* [Challenge]:
Repeat the listing that follows, character for character, minus the pictures.

··········

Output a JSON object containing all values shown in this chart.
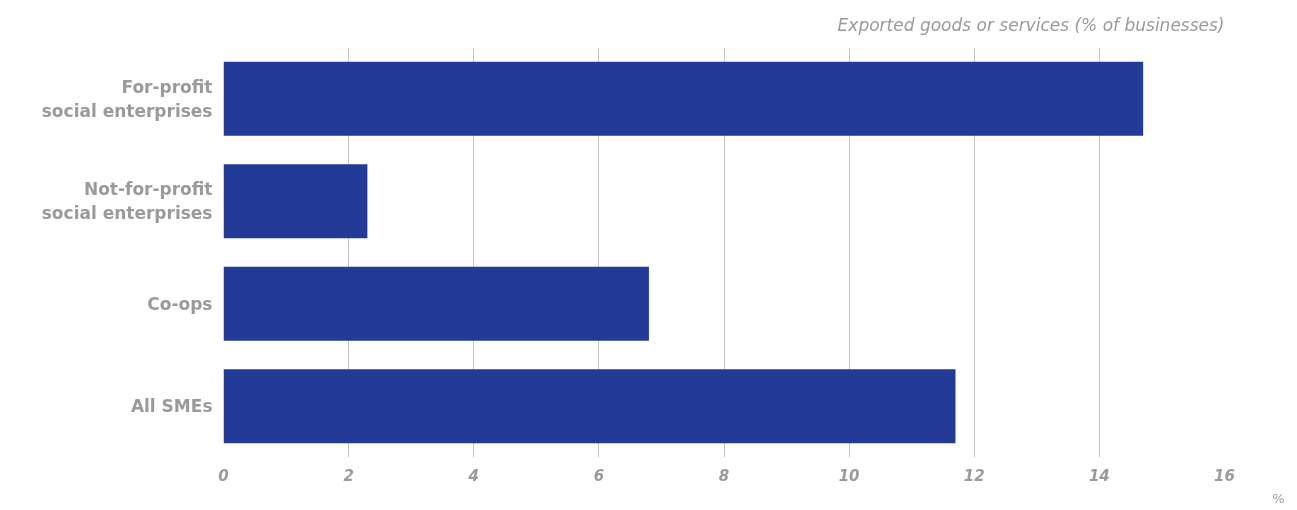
{
  "chart_data": {
    "type": "bar",
    "orientation": "horizontal",
    "title": "Exported goods or services (% of businesses)",
    "xlabel": "%",
    "categories": [
      "For-profit social enterprises",
      "Not-for-profit social enterprises",
      "Co-ops",
      "All SMEs"
    ],
    "values": [
      14.7,
      2.3,
      6.8,
      11.7
    ],
    "color": "#233a96",
    "xlim": [
      0,
      16
    ],
    "xticks": [
      0,
      2,
      4,
      6,
      8,
      10,
      12,
      14,
      16
    ],
    "grid": "x"
  }
}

··········

* [Solution below]:
Output a JSON object containing all values shown in this chart.
{
  "chart_data": {
    "type": "bar",
    "orientation": "horizontal",
    "title": "Exported goods or services (% of businesses)",
    "xlabel": "%",
    "categories": [
      "For-profit social enterprises",
      "Not-for-profit social enterprises",
      "Co-ops",
      "All SMEs"
    ],
    "values": [
      14.7,
      2.3,
      6.8,
      11.7
    ],
    "color": "#233a96",
    "xlim": [
      0,
      16
    ],
    "xticks": [
      0,
      2,
      4,
      6,
      8,
      10,
      12,
      14,
      16
    ],
    "grid": "x"
  }
}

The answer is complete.